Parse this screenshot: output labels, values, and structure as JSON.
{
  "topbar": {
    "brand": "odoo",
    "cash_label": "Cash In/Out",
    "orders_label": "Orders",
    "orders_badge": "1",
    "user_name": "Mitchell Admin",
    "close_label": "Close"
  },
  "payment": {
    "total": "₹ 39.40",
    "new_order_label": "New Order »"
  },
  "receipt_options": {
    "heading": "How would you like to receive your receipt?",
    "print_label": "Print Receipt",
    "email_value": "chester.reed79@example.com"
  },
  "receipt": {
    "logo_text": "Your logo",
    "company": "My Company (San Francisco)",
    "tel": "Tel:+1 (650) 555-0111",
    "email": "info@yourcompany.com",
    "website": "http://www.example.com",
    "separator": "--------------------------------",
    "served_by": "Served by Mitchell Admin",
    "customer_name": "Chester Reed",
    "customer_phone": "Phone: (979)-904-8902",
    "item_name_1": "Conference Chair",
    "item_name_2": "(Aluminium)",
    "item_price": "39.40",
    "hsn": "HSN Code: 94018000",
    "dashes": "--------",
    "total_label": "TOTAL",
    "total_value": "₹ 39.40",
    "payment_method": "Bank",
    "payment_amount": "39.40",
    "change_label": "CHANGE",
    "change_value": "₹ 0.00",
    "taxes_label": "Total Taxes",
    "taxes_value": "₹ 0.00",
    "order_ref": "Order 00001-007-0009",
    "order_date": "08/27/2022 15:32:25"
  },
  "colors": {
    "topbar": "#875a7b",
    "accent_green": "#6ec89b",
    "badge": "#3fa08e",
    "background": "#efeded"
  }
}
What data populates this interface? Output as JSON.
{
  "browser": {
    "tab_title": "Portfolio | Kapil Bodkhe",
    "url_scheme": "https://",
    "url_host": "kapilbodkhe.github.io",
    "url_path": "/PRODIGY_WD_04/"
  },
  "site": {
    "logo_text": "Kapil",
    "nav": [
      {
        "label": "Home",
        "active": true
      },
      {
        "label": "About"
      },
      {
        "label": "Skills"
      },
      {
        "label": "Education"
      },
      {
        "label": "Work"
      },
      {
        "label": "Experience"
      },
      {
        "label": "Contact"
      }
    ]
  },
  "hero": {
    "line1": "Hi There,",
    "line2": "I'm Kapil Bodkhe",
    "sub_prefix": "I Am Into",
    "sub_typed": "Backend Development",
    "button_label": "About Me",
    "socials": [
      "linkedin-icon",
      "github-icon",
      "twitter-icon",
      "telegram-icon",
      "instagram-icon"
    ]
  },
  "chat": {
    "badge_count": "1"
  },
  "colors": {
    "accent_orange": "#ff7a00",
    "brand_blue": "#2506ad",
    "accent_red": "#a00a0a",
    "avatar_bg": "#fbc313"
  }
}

|---|

■ TO BE DONE
Report only how many lines in the entries contain "Mitchell".

■ EXPECTED OUTPUT
2